• Task: Return all lines where the word "title" can be found.

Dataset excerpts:

········

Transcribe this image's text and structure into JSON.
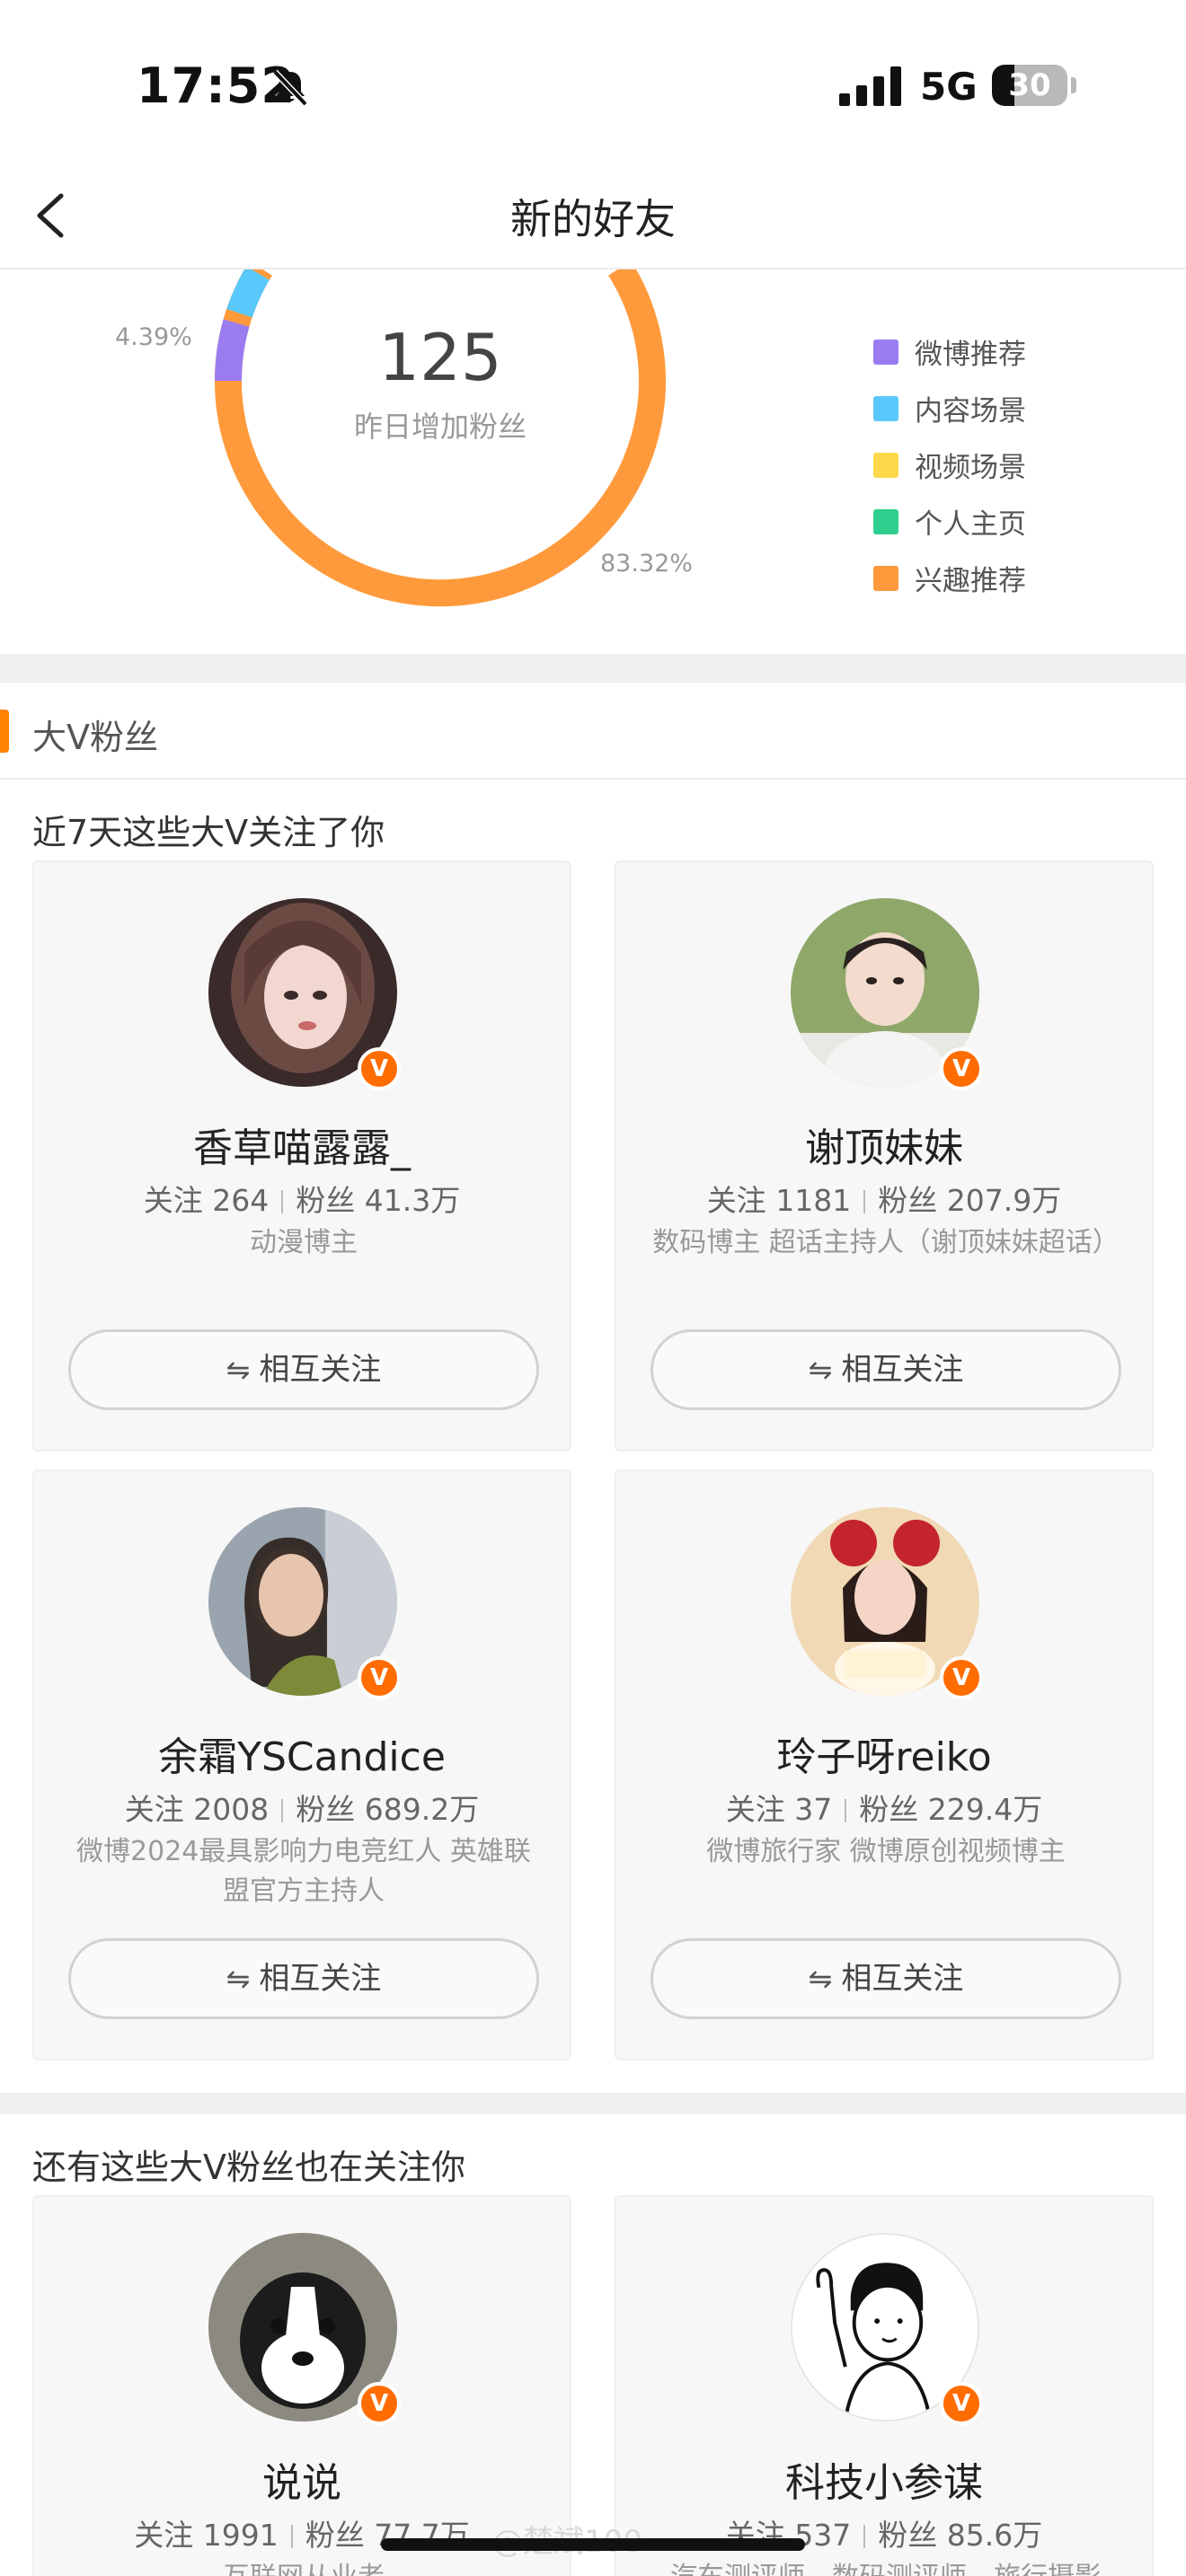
{
  "status_bar": {
    "time": "17:52",
    "network": "5G",
    "battery": "30",
    "battery_level": 0.3
  },
  "nav": {
    "title": "新的好友"
  },
  "donut": {
    "value": "125",
    "caption": "昨日增加粉丝",
    "pct_small": "4.39%",
    "pct_large": "83.32%",
    "legend": [
      {
        "label": "微博推荐",
        "color": "#9b7cf0"
      },
      {
        "label": "内容场景",
        "color": "#5ac8fa"
      },
      {
        "label": "视频场景",
        "color": "#ffd84a"
      },
      {
        "label": "个人主页",
        "color": "#2fd08f"
      },
      {
        "label": "兴趣推荐",
        "color": "#ff9a3c"
      }
    ]
  },
  "section": {
    "title": "大V粉丝"
  },
  "recent": {
    "title": "近7天这些大V关注了你",
    "cards": [
      {
        "name": "香草喵露露_",
        "following_label": "关注",
        "following": "264",
        "fans_label": "粉丝",
        "fans": "41.3万",
        "desc": "动漫博主",
        "button": "相互关注",
        "avatar_icon": "avatar-photo-icon"
      },
      {
        "name": "谢顶妹妹",
        "following_label": "关注",
        "following": "1181",
        "fans_label": "粉丝",
        "fans": "207.9万",
        "desc": "数码博主 超话主持人（谢顶妹妹超话）",
        "button": "相互关注",
        "avatar_icon": "avatar-photo-icon"
      },
      {
        "name": "余霜YSCandice",
        "following_label": "关注",
        "following": "2008",
        "fans_label": "粉丝",
        "fans": "689.2万",
        "desc": "微博2024最具影响力电竞红人 英雄联盟官方主持人",
        "button": "相互关注",
        "avatar_icon": "avatar-photo-icon"
      },
      {
        "name": "玲子呀reiko",
        "following_label": "关注",
        "following": "37",
        "fans_label": "粉丝",
        "fans": "229.4万",
        "desc": "微博旅行家 微博原创视频博主",
        "button": "相互关注",
        "avatar_icon": "avatar-photo-icon"
      }
    ]
  },
  "more": {
    "title": "还有这些大V粉丝也在关注你",
    "cards": [
      {
        "name": "说说",
        "following_label": "关注",
        "following": "1991",
        "fans_label": "粉丝",
        "fans": "77.7万",
        "desc": "互联网从业者",
        "avatar_icon": "dog-avatar-icon"
      },
      {
        "name": "科技小参谋",
        "following_label": "关注",
        "following": "537",
        "fans_label": "粉丝",
        "fans": "85.6万",
        "desc": "汽车测评师、数码测评师、旅行摄影",
        "avatar_icon": "cartoon-avatar-icon"
      }
    ]
  },
  "badge_text": "V",
  "watermark": "@楚斌100"
}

········

• Finished exercise:
    "title": "新的好友"
    "title": "大V粉丝"
    "title": "近7天这些大V关注了你",
    "title": "还有这些大V粉丝也在关注你",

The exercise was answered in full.